Data records:
--*--

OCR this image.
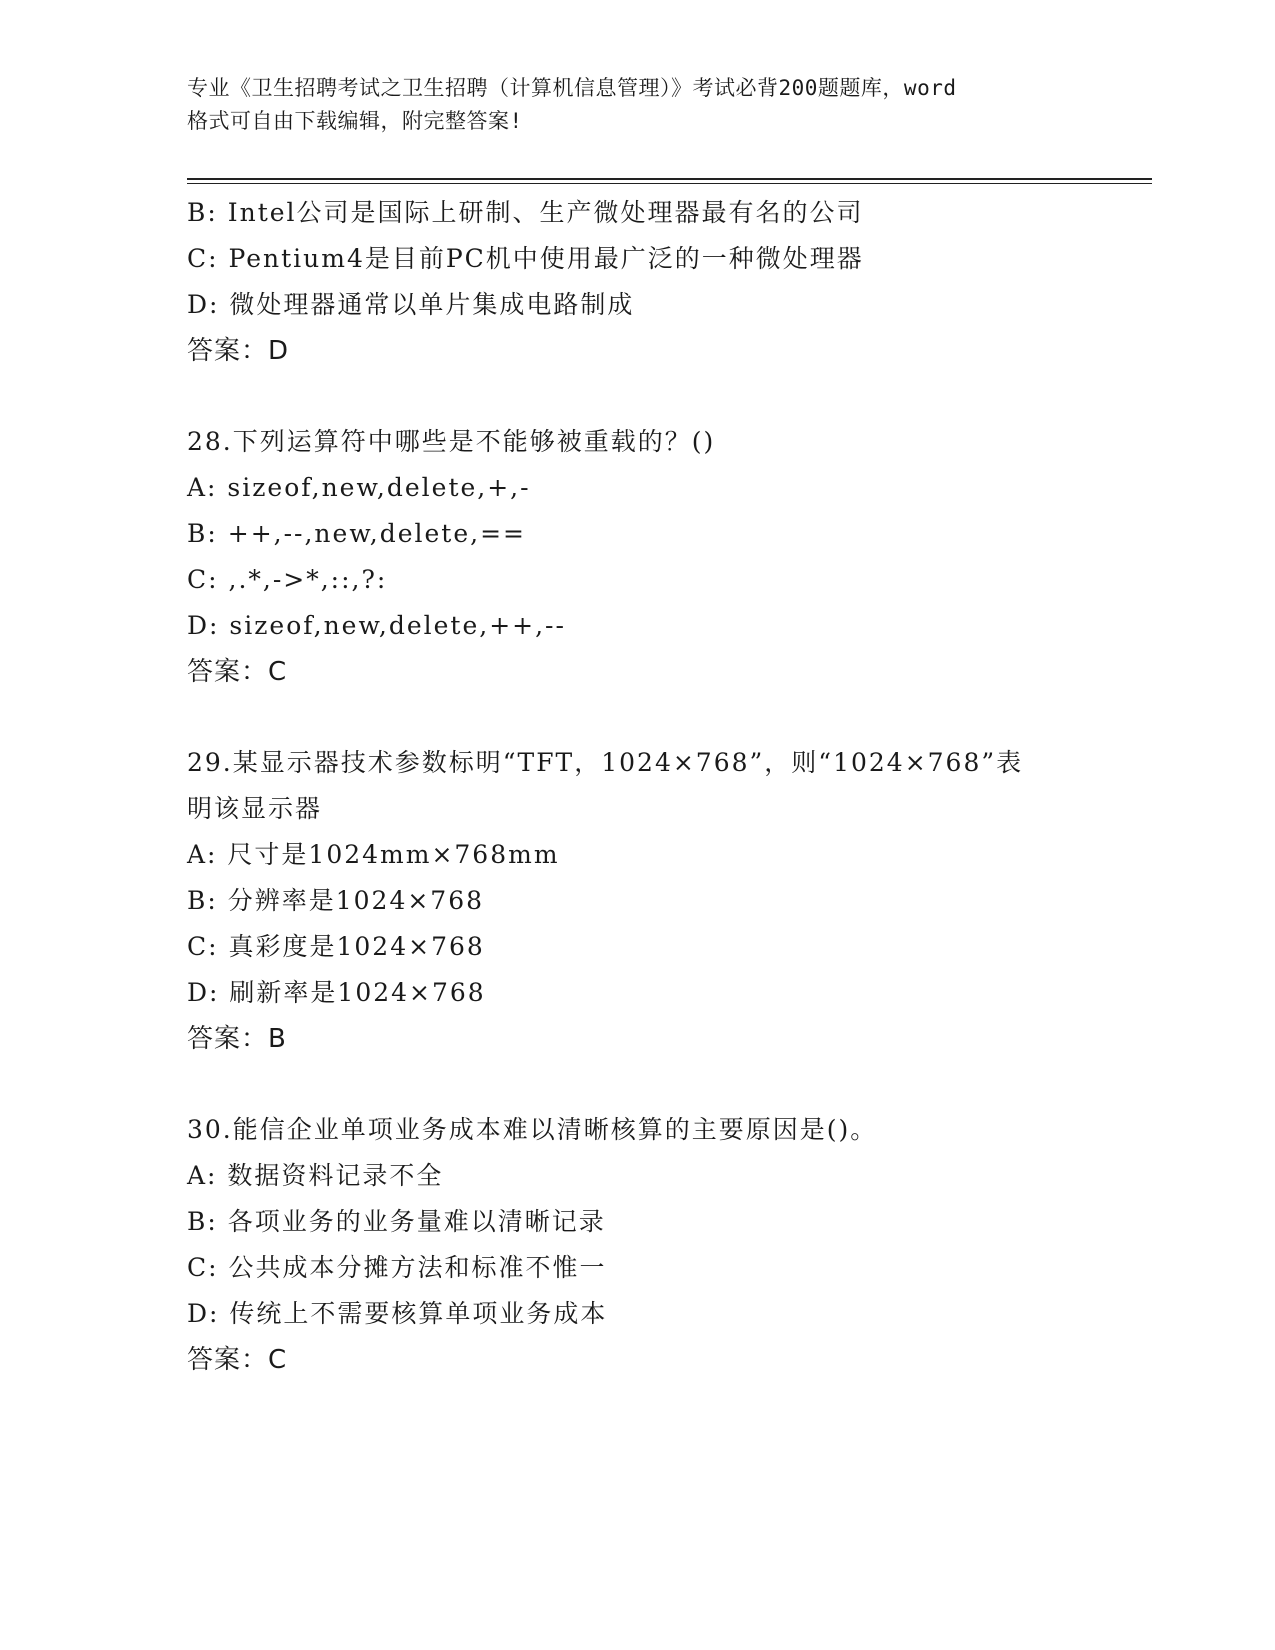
专业《卫生招聘考试之卫生招聘（计算机信息管理）》考试必背200题题库，word
格式可自由下载编辑，附完整答案!
B: Intel公司是国际上研制、生产微处理器最有名的公司
C: Pentium4是目前PC机中使用最广泛的一种微处理器
D: 微处理器通常以单片集成电路制成
答案：D
28.下列运算符中哪些是不能够被重载的？()
A: sizeof,new,delete,+,-
B: ++,--,new,delete,==
C: ,.*,->*,::,?:
D: sizeof,new,delete,++,--
答案：C
29.某显示器技术参数标明“TFT，1024×768”，则“1024×768”表
明该显示器
A: 尺寸是1024mm×768mm
B: 分辨率是1024×768
C: 真彩度是1024×768
D: 刷新率是1024×768
答案：B
30.能信企业单项业务成本难以清晰核算的主要原因是()。
A: 数据资料记录不全
B: 各项业务的业务量难以清晰记录
C: 公共成本分摊方法和标准不惟一
D: 传统上不需要核算单项业务成本
答案：C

--*--

Task directions:
Print each record exactly as it stands, leaving the images out.

Reply to the exercise:
OCR this image.
专业《卫生招聘考试之卫生招聘（计算机信息管理）》考试必背200题题库，word
格式可自由下载编辑，附完整答案!
B: Intel公司是国际上研制、生产微处理器最有名的公司
C: Pentium4是目前PC机中使用最广泛的一种微处理器
D: 微处理器通常以单片集成电路制成
答案：D
28.下列运算符中哪些是不能够被重载的？()
A: sizeof,new,delete,+,-
B: ++,--,new,delete,==
C: ,.*,->*,::,?:
D: sizeof,new,delete,++,--
答案：C
29.某显示器技术参数标明“TFT，1024×768”，则“1024×768”表
明该显示器
A: 尺寸是1024mm×768mm
B: 分辨率是1024×768
C: 真彩度是1024×768
D: 刷新率是1024×768
答案：B
30.能信企业单项业务成本难以清晰核算的主要原因是()。
A: 数据资料记录不全
B: 各项业务的业务量难以清晰记录
C: 公共成本分摊方法和标准不惟一
D: 传统上不需要核算单项业务成本
答案：C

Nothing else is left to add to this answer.